▶ _YOUR TASK_
Will you transcribe all the entries word for word, skipping the pictures they hold?

-- begin --

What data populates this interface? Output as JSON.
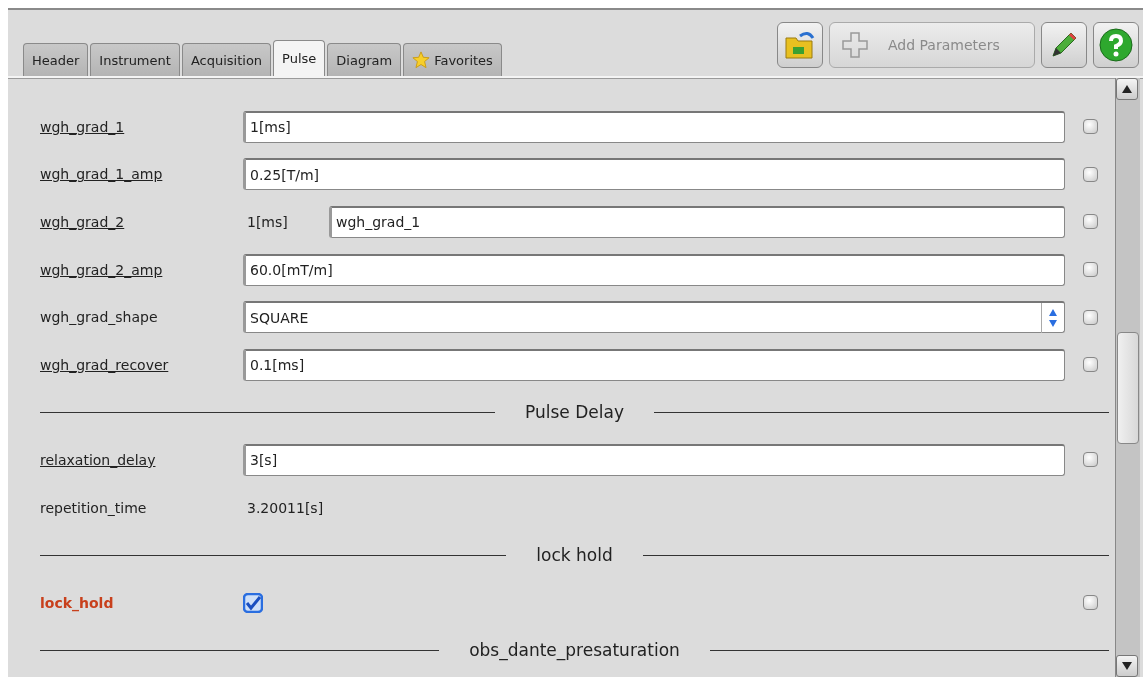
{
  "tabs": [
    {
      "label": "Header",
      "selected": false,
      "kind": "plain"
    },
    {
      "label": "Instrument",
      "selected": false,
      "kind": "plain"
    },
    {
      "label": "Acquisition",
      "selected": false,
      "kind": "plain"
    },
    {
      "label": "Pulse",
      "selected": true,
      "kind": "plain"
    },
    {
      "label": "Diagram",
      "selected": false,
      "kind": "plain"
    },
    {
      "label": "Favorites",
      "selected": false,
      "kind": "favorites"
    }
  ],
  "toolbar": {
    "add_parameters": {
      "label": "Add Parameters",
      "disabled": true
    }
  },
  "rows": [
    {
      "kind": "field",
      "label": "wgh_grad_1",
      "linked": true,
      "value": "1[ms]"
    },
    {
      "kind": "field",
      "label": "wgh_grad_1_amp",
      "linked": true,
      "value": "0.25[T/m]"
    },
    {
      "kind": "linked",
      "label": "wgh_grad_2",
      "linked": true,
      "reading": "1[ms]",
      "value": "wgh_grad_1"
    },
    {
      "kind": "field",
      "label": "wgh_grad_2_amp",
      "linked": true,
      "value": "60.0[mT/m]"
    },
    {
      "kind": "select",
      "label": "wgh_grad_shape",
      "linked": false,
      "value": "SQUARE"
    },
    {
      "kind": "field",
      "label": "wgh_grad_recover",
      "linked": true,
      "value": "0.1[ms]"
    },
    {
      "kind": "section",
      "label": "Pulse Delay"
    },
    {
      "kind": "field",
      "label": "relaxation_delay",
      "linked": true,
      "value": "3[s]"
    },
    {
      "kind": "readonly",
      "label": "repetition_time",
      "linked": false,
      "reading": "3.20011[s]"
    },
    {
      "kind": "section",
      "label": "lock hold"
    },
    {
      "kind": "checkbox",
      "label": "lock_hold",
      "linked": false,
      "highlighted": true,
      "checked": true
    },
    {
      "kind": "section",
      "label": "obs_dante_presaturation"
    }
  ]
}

-- end --

▶ _REPLY_
What data populates this interface? Output as JSON.
{
  "tabs": [
    {
      "label": "Header",
      "selected": false,
      "kind": "plain"
    },
    {
      "label": "Instrument",
      "selected": false,
      "kind": "plain"
    },
    {
      "label": "Acquisition",
      "selected": false,
      "kind": "plain"
    },
    {
      "label": "Pulse",
      "selected": true,
      "kind": "plain"
    },
    {
      "label": "Diagram",
      "selected": false,
      "kind": "plain"
    },
    {
      "label": "Favorites",
      "selected": false,
      "kind": "favorites"
    }
  ],
  "toolbar": {
    "add_parameters": {
      "label": "Add Parameters",
      "disabled": true
    }
  },
  "rows": [
    {
      "kind": "field",
      "label": "wgh_grad_1",
      "linked": true,
      "value": "1[ms]"
    },
    {
      "kind": "field",
      "label": "wgh_grad_1_amp",
      "linked": true,
      "value": "0.25[T/m]"
    },
    {
      "kind": "linked",
      "label": "wgh_grad_2",
      "linked": true,
      "reading": "1[ms]",
      "value": "wgh_grad_1"
    },
    {
      "kind": "field",
      "label": "wgh_grad_2_amp",
      "linked": true,
      "value": "60.0[mT/m]"
    },
    {
      "kind": "select",
      "label": "wgh_grad_shape",
      "linked": false,
      "value": "SQUARE"
    },
    {
      "kind": "field",
      "label": "wgh_grad_recover",
      "linked": true,
      "value": "0.1[ms]"
    },
    {
      "kind": "section",
      "label": "Pulse Delay"
    },
    {
      "kind": "field",
      "label": "relaxation_delay",
      "linked": true,
      "value": "3[s]"
    },
    {
      "kind": "readonly",
      "label": "repetition_time",
      "linked": false,
      "reading": "3.20011[s]"
    },
    {
      "kind": "section",
      "label": "lock hold"
    },
    {
      "kind": "checkbox",
      "label": "lock_hold",
      "linked": false,
      "highlighted": true,
      "checked": true
    },
    {
      "kind": "section",
      "label": "obs_dante_presaturation"
    }
  ]
}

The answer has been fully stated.